- _Dataset records_:
--- start ---

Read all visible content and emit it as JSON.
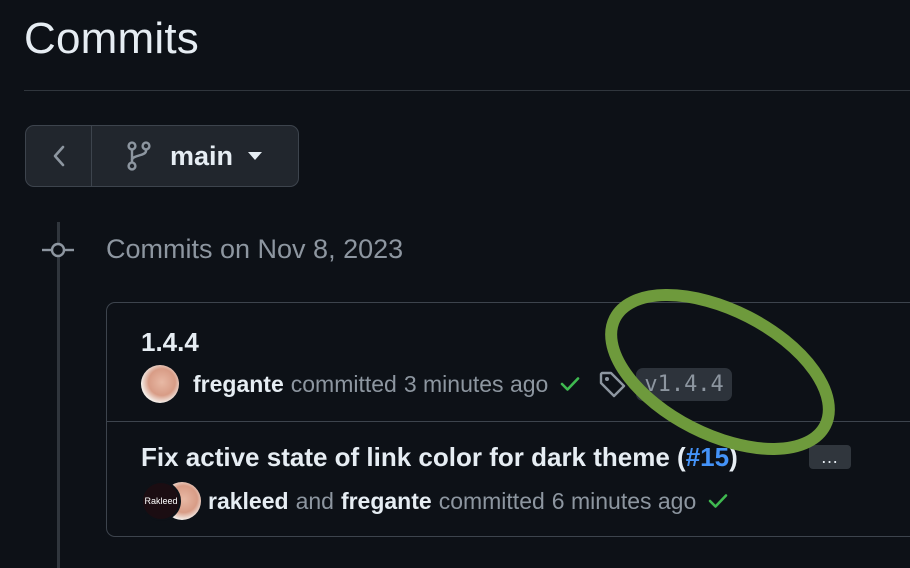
{
  "page": {
    "title": "Commits"
  },
  "branch": {
    "name": "main"
  },
  "timeline": {
    "date_heading": "Commits on Nov 8, 2023"
  },
  "commits": [
    {
      "title": "1.4.4",
      "author": "fregante",
      "committed_text": "committed",
      "time": "3 minutes ago",
      "status": "success",
      "tag": "v1.4.4"
    },
    {
      "title_prefix": "Fix active state of link color for dark theme (",
      "pr": "#15",
      "title_suffix": ")",
      "ellipsis": "…",
      "author": "rakleed",
      "and_text": "and",
      "coauthor": "fregante",
      "committed_text": "committed",
      "time": "6 minutes ago",
      "status": "success",
      "avatar_text": "Rakleed"
    }
  ],
  "colors": {
    "background": "#0d1117",
    "text": "#e6edf3",
    "muted": "#8d96a0",
    "success": "#3fb950",
    "link": "#4493f8",
    "annotation": "#6e9a3c"
  },
  "icons": {
    "back": "chevron-left-icon",
    "branch": "git-branch-icon",
    "caret": "triangle-down-icon",
    "commit_node": "git-commit-icon",
    "check": "check-icon",
    "tag": "tag-icon"
  }
}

--- end ---

- _Task instructions_: Find each line with the string "fregante" and copy it out.

- _Expected answer_:
      "author": "fregante",
      "coauthor": "fregante",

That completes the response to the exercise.